── PROVIDED RECORDS
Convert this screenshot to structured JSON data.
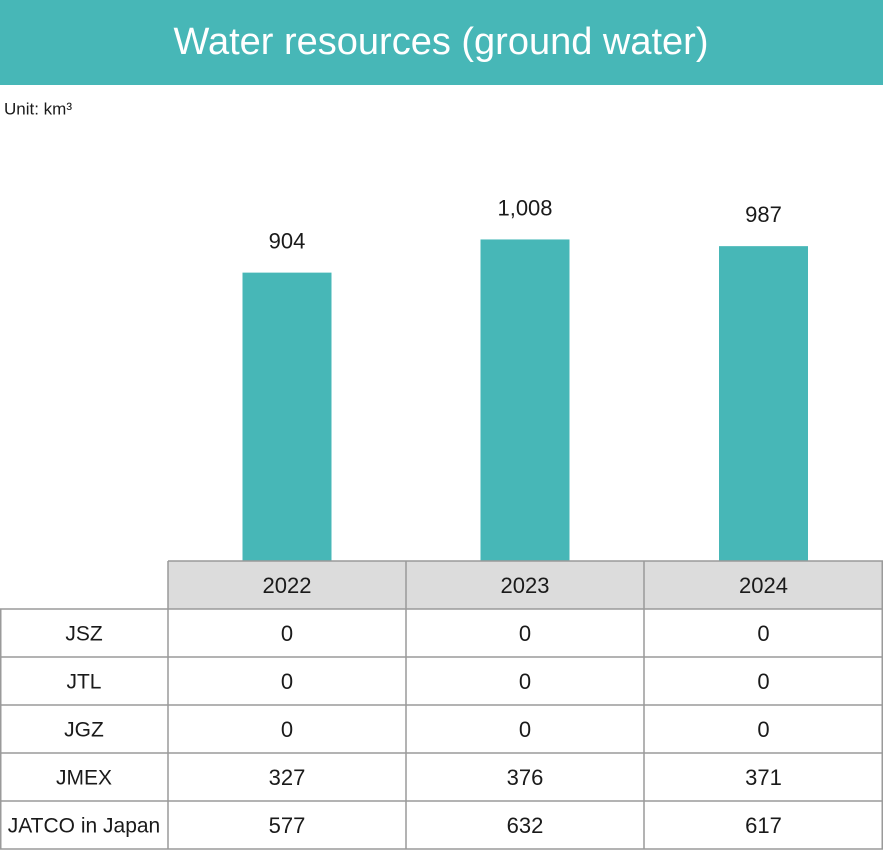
{
  "chart_data": {
    "type": "bar",
    "title": "Water resources (ground water)",
    "unit": "Unit: km³",
    "categories": [
      "2022",
      "2023",
      "2024"
    ],
    "values": [
      904,
      1008,
      987
    ],
    "value_labels": [
      "904",
      "1,008",
      "987"
    ],
    "color": "#47b7b7",
    "table": {
      "rows": [
        {
          "label": "JSZ",
          "values": [
            0,
            0,
            0
          ]
        },
        {
          "label": "JTL",
          "values": [
            0,
            0,
            0
          ]
        },
        {
          "label": "JGZ",
          "values": [
            0,
            0,
            0
          ]
        },
        {
          "label": "JMEX",
          "values": [
            327,
            376,
            371
          ]
        },
        {
          "label": "JATCO in Japan",
          "values": [
            577,
            632,
            617
          ]
        }
      ]
    }
  }
}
────
**STATED GOAL**: Without the pictures, restate all the entries above exactly.

**FULL OUTPUT**:
Convert this screenshot to structured JSON data.
{
  "chart_data": {
    "type": "bar",
    "title": "Water resources (ground water)",
    "unit": "Unit: km³",
    "categories": [
      "2022",
      "2023",
      "2024"
    ],
    "values": [
      904,
      1008,
      987
    ],
    "value_labels": [
      "904",
      "1,008",
      "987"
    ],
    "color": "#47b7b7",
    "table": {
      "rows": [
        {
          "label": "JSZ",
          "values": [
            0,
            0,
            0
          ]
        },
        {
          "label": "JTL",
          "values": [
            0,
            0,
            0
          ]
        },
        {
          "label": "JGZ",
          "values": [
            0,
            0,
            0
          ]
        },
        {
          "label": "JMEX",
          "values": [
            327,
            376,
            371
          ]
        },
        {
          "label": "JATCO in Japan",
          "values": [
            577,
            632,
            617
          ]
        }
      ]
    }
  }
}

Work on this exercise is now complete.